AIM: In this exercise, return the whole listing exactly, excluding any images.
┄┄┄┄┄┄
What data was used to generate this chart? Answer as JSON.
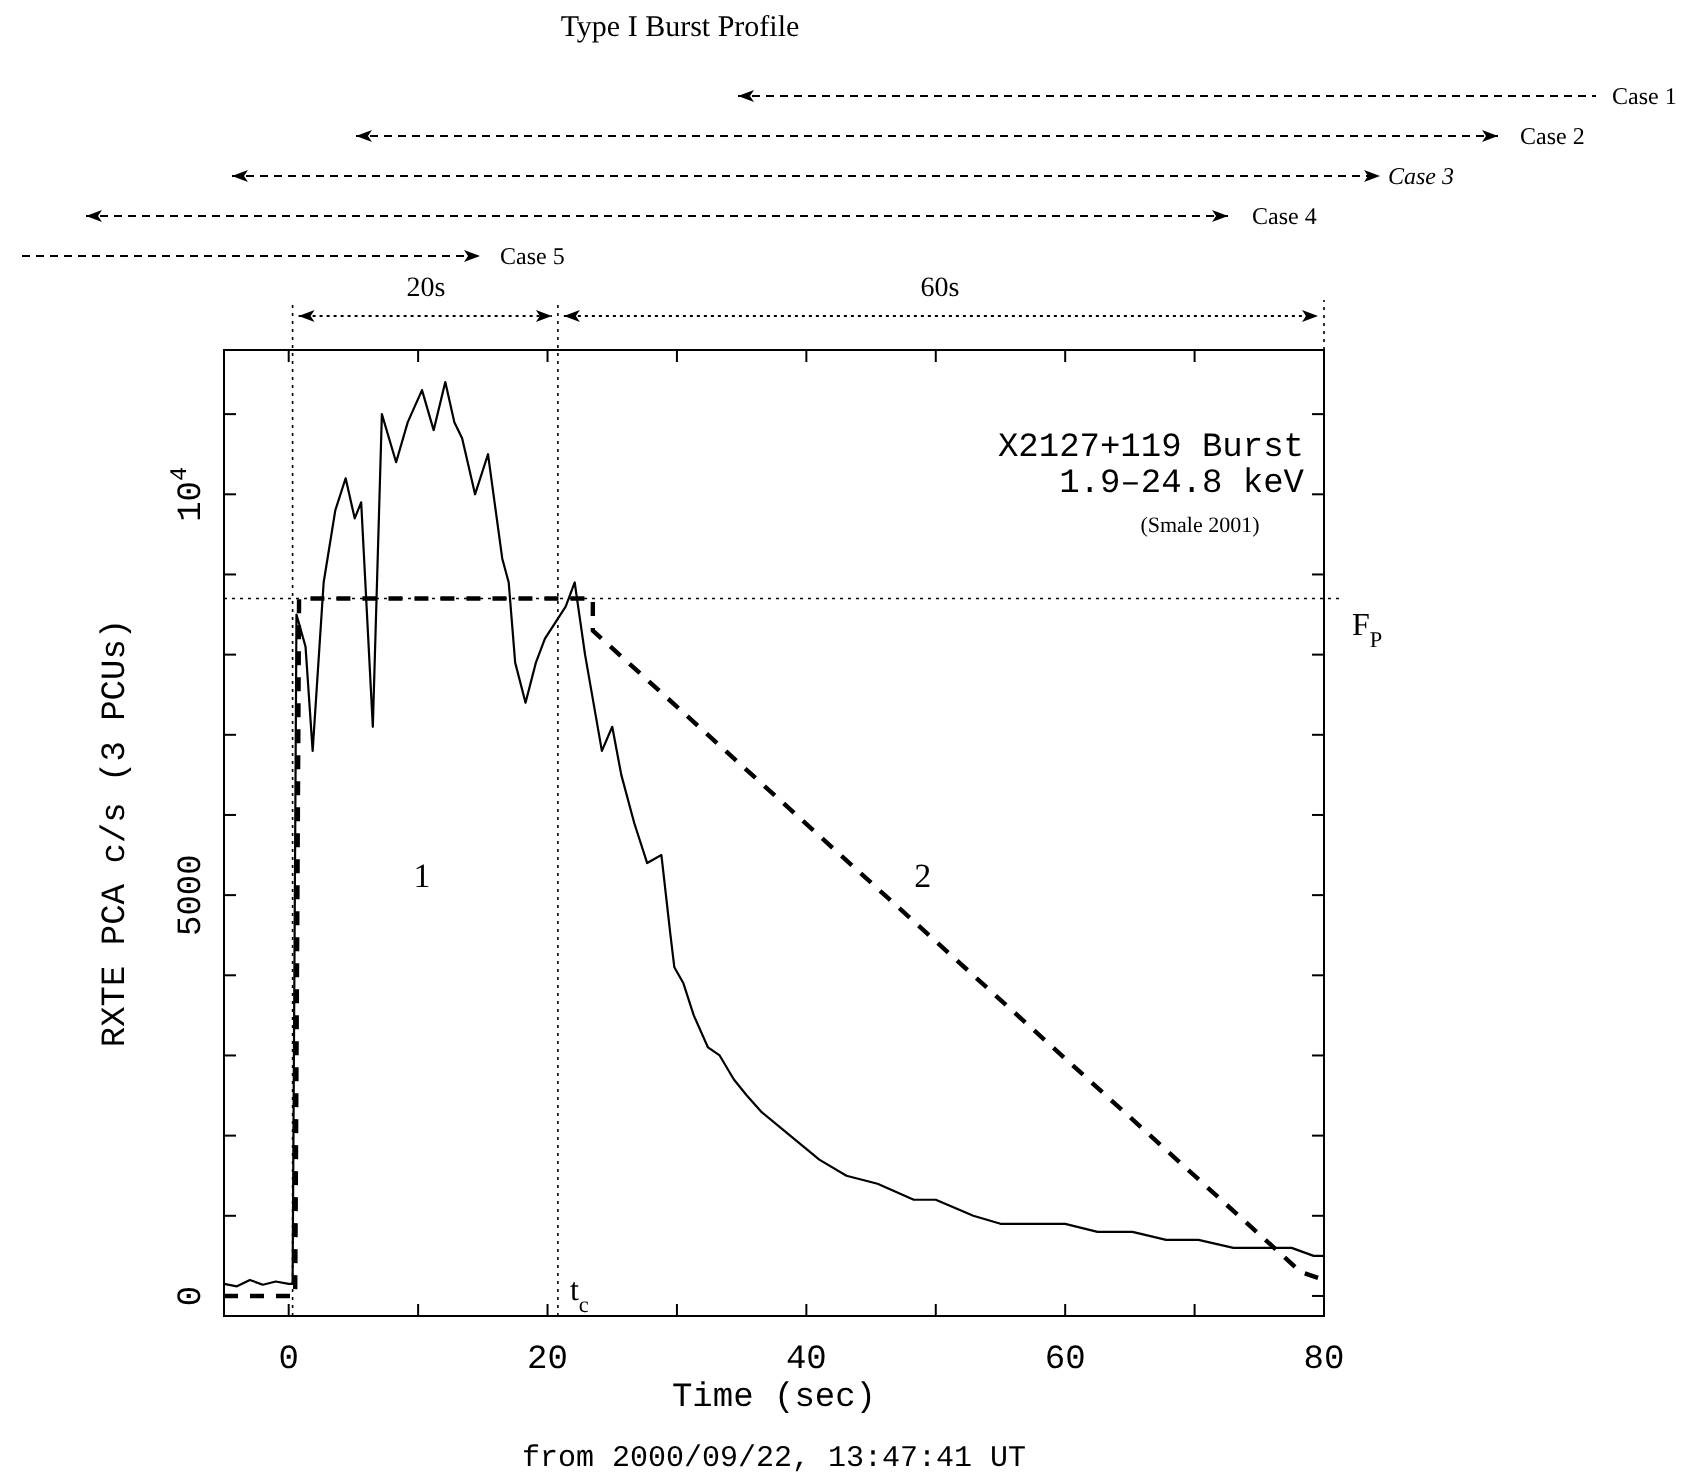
{
  "chart_data": {
    "type": "line",
    "title": "Type I Burst Profile",
    "xlabel": "Time (sec)",
    "ylabel": "RXTE PCA c/s (3 PCUs)",
    "xlim": [
      -5,
      80
    ],
    "ylim": [
      -250,
      11800
    ],
    "xticks": [
      0,
      {
        "value": 10,
        "label": null
      },
      20,
      {
        "value": 30,
        "label": null
      },
      40,
      {
        "value": 50,
        "label": null
      },
      60,
      {
        "value": 70,
        "label": null
      },
      80
    ],
    "yticks": [
      0,
      {
        "value": 1000,
        "label": null
      },
      {
        "value": 2000,
        "label": null
      },
      {
        "value": 3000,
        "label": null
      },
      {
        "value": 4000,
        "label": null
      },
      5000,
      {
        "value": 6000,
        "label": null
      },
      {
        "value": 7000,
        "label": null
      },
      {
        "value": 8000,
        "label": null
      },
      {
        "value": 9000,
        "label": null
      },
      {
        "value": 10000,
        "label": "10$^{4}$"
      },
      {
        "value": 11000,
        "label": null
      }
    ],
    "grid": false,
    "series": [
      {
        "color": "#000000",
        "line_style": "solid",
        "x": [
          -5,
          -4,
          -3,
          -2,
          -1,
          0,
          0.3,
          0.6,
          1.3,
          1.85,
          2.7,
          3.6,
          4.4,
          5.1,
          5.6,
          6.5,
          7.2,
          8.3,
          9.2,
          10.3,
          11.2,
          12.1,
          12.8,
          13.4,
          14.4,
          15.4,
          16.5,
          17,
          17.5,
          18.3,
          19.1,
          19.8,
          20.6,
          21.4,
          22.1,
          22.9,
          24.2,
          25,
          25.7,
          26.7,
          27.7,
          28.8,
          29.5,
          29.8,
          30.5,
          31.3,
          32.4,
          33.3,
          34.4,
          35.4,
          36.5,
          38,
          39.5,
          41,
          43.1,
          45.5,
          48.3,
          50,
          52.9,
          55,
          57.5,
          60,
          62.5,
          65.2,
          67.8,
          70.3,
          73,
          75.4,
          77.5,
          79.2,
          80
        ],
        "values": [
          150,
          120,
          200,
          140,
          180,
          150,
          150,
          8500,
          8100,
          6800,
          8900,
          9800,
          10200,
          9700,
          9900,
          7100,
          11000,
          10400,
          10900,
          11300,
          10800,
          11400,
          10900,
          10700,
          10000,
          10500,
          9200,
          8900,
          7900,
          7400,
          7900,
          8200,
          8400,
          8600,
          8900,
          8000,
          6800,
          7100,
          6500,
          5900,
          5400,
          5500,
          4500,
          4100,
          3900,
          3500,
          3100,
          3000,
          2700,
          2500,
          2300,
          2100,
          1900,
          1700,
          1500,
          1400,
          1200,
          1200,
          1000,
          900,
          900,
          900,
          800,
          800,
          700,
          700,
          600,
          600,
          600,
          500,
          500
        ]
      },
      {
        "color": "#000000",
        "line_style": "dashed",
        "x": [
          -5,
          0.5,
          0.8,
          23.5,
          23.5,
          78.2,
          80
        ],
        "values": [
          0,
          0,
          8700,
          8700,
          8300,
          300,
          200
        ]
      }
    ],
    "ref_lines": [
      {
        "axis": "y",
        "value": 8700,
        "label": "F$_{P}$",
        "line_style": "dotted"
      },
      {
        "axis": "x",
        "value": 0.3,
        "line_style": "dotted"
      },
      {
        "axis": "x",
        "value": 20.8,
        "label": "t$_{c}$",
        "line_style": "dotted"
      }
    ],
    "annotations": [
      "from 2000/09/22, 13:47:41 UT",
      "X2127+119 Burst",
      "1.9–24.8 keV",
      "(Smale 2001)",
      "1",
      "2",
      "Case 1",
      "Case 2",
      "Case 3",
      "Case 4",
      "Case 5",
      "20s",
      "60s"
    ]
  }
}
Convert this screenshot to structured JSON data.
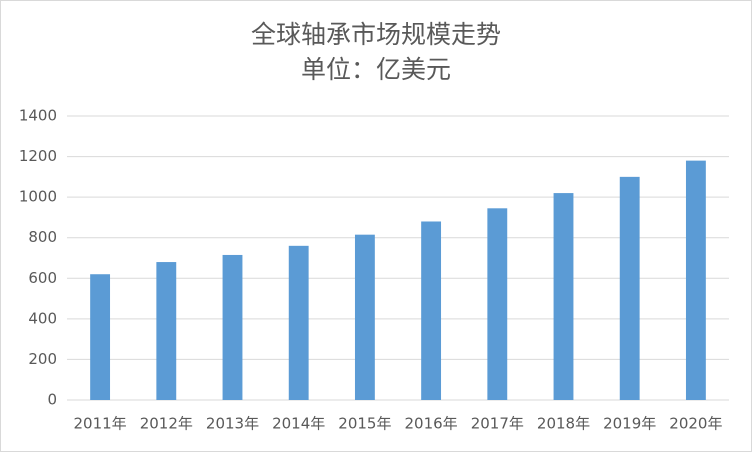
┄┄┄┄┄┄
OUTPUT BELOW:
What data was used to generate this chart? Answer as JSON.
{
  "chart_data": {
    "type": "line",
    "title": "Type I Burst Profile",
    "xlabel": "Time (sec)",
    "ylabel": "RXTE PCA c/s (3 PCUs)",
    "xlim": [
      -5,
      80
    ],
    "ylim": [
      -250,
      11800
    ],
    "xticks": [
      0,
      {
        "value": 10,
        "label": null
      },
      20,
      {
        "value": 30,
        "label": null
      },
      40,
      {
        "value": 50,
        "label": null
      },
      60,
      {
        "value": 70,
        "label": null
      },
      80
    ],
    "yticks": [
      0,
      {
        "value": 1000,
        "label": null
      },
      {
        "value": 2000,
        "label": null
      },
      {
        "value": 3000,
        "label": null
      },
      {
        "value": 4000,
        "label": null
      },
      5000,
      {
        "value": 6000,
        "label": null
      },
      {
        "value": 7000,
        "label": null
      },
      {
        "value": 8000,
        "label": null
      },
      {
        "value": 9000,
        "label": null
      },
      {
        "value": 10000,
        "label": "10$^{4}$"
      },
      {
        "value": 11000,
        "label": null
      }
    ],
    "grid": false,
    "series": [
      {
        "color": "#000000",
        "line_style": "solid",
        "x": [
          -5,
          -4,
          -3,
          -2,
          -1,
          0,
          0.3,
          0.6,
          1.3,
          1.85,
          2.7,
          3.6,
          4.4,
          5.1,
          5.6,
          6.5,
          7.2,
          8.3,
          9.2,
          10.3,
          11.2,
          12.1,
          12.8,
          13.4,
          14.4,
          15.4,
          16.5,
          17,
          17.5,
          18.3,
          19.1,
          19.8,
          20.6,
          21.4,
          22.1,
          22.9,
          24.2,
          25,
          25.7,
          26.7,
          27.7,
          28.8,
          29.5,
          29.8,
          30.5,
          31.3,
          32.4,
          33.3,
          34.4,
          35.4,
          36.5,
          38,
          39.5,
          41,
          43.1,
          45.5,
          48.3,
          50,
          52.9,
          55,
          57.5,
          60,
          62.5,
          65.2,
          67.8,
          70.3,
          73,
          75.4,
          77.5,
          79.2,
          80
        ],
        "values": [
          150,
          120,
          200,
          140,
          180,
          150,
          150,
          8500,
          8100,
          6800,
          8900,
          9800,
          10200,
          9700,
          9900,
          7100,
          11000,
          10400,
          10900,
          11300,
          10800,
          11400,
          10900,
          10700,
          10000,
          10500,
          9200,
          8900,
          7900,
          7400,
          7900,
          8200,
          8400,
          8600,
          8900,
          8000,
          6800,
          7100,
          6500,
          5900,
          5400,
          5500,
          4500,
          4100,
          3900,
          3500,
          3100,
          3000,
          2700,
          2500,
          2300,
          2100,
          1900,
          1700,
          1500,
          1400,
          1200,
          1200,
          1000,
          900,
          900,
          900,
          800,
          800,
          700,
          700,
          600,
          600,
          600,
          500,
          500
        ]
      },
      {
        "color": "#000000",
        "line_style": "dashed",
        "x": [
          -5,
          0.5,
          0.8,
          23.5,
          23.5,
          78.2,
          80
        ],
        "values": [
          0,
          0,
          8700,
          8700,
          8300,
          300,
          200
        ]
      }
    ],
    "ref_lines": [
      {
        "axis": "y",
        "value": 8700,
        "label": "F$_{P}$",
        "line_style": "dotted"
      },
      {
        "axis": "x",
        "value": 0.3,
        "line_style": "dotted"
      },
      {
        "axis": "x",
        "value": 20.8,
        "label": "t$_{c}$",
        "line_style": "dotted"
      }
    ],
    "annotations": [
      "from 2000/09/22, 13:47:41 UT",
      "X2127+119 Burst",
      "1.9–24.8 keV",
      "(Smale 2001)",
      "1",
      "2",
      "Case 1",
      "Case 2",
      "Case 3",
      "Case 4",
      "Case 5",
      "20s",
      "60s"
    ]
  }
}
Convert this screenshot to structured JSON data.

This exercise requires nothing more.